What needs to be done
All of the data below should be written out exactly.

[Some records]
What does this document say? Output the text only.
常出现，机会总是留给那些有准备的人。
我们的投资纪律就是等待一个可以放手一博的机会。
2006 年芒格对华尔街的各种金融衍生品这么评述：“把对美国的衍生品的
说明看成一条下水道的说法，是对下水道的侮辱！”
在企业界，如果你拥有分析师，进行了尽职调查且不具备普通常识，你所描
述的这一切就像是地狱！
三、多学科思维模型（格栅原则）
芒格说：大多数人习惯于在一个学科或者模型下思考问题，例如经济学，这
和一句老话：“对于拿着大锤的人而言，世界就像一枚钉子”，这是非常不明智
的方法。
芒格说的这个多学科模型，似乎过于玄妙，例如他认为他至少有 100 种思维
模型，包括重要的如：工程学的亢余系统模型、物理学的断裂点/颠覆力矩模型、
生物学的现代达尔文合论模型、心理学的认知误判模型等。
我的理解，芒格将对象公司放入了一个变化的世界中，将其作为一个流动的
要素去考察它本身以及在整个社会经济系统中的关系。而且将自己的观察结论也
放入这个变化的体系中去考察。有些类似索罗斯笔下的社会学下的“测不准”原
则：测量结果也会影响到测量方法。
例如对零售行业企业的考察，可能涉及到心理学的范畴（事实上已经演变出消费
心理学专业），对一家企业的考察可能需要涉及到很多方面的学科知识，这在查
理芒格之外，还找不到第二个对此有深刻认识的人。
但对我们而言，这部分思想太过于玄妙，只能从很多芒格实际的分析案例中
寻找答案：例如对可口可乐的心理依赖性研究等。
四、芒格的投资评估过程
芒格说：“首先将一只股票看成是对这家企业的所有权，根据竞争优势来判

Finished answer
What does this document say? Output the text only.
常出现，机会总是留给那些有准备的人。
我们的投资纪律就是等待一个可以放手一博的机会。
2006 年芒格对华尔街的各种金融衍生品这么评述：“把对美国的衍生品的
说明看成一条下水道的说法，是对下水道的侮辱！”
在企业界，如果你拥有分析师，进行了尽职调查且不具备普通常识，你所描
述的这一切就像是地狱！
三、多学科思维模型（格栅原则）
芒格说：大多数人习惯于在一个学科或者模型下思考问题，例如经济学，这
和一句老话：“对于拿着大锤的人而言，世界就像一枚钉子”，这是非常不明智
的方法。
芒格说的这个多学科模型，似乎过于玄妙，例如他认为他至少有 100 种思维
模型，包括重要的如：工程学的亢余系统模型、物理学的断裂点/颠覆力矩模型、
生物学的现代达尔文合论模型、心理学的认知误判模型等。
我的理解，芒格将对象公司放入了一个变化的世界中，将其作为一个流动的
要素去考察它本身以及在整个社会经济系统中的关系。而且将自己的观察结论也
放入这个变化的体系中去考察。有些类似索罗斯笔下的社会学下的“测不准”原
则：测量结果也会影响到测量方法。
例如对零售行业企业的考察，可能涉及到心理学的范畴（事实上已经演变出消费
心理学专业），对一家企业的考察可能需要涉及到很多方面的学科知识，这在查
理芒格之外，还找不到第二个对此有深刻认识的人。
但对我们而言，这部分思想太过于玄妙，只能从很多芒格实际的分析案例中
寻找答案：例如对可口可乐的心理依赖性研究等。
四、芒格的投资评估过程
芒格说：“首先将一只股票看成是对这家企业的所有权，根据竞争优势来判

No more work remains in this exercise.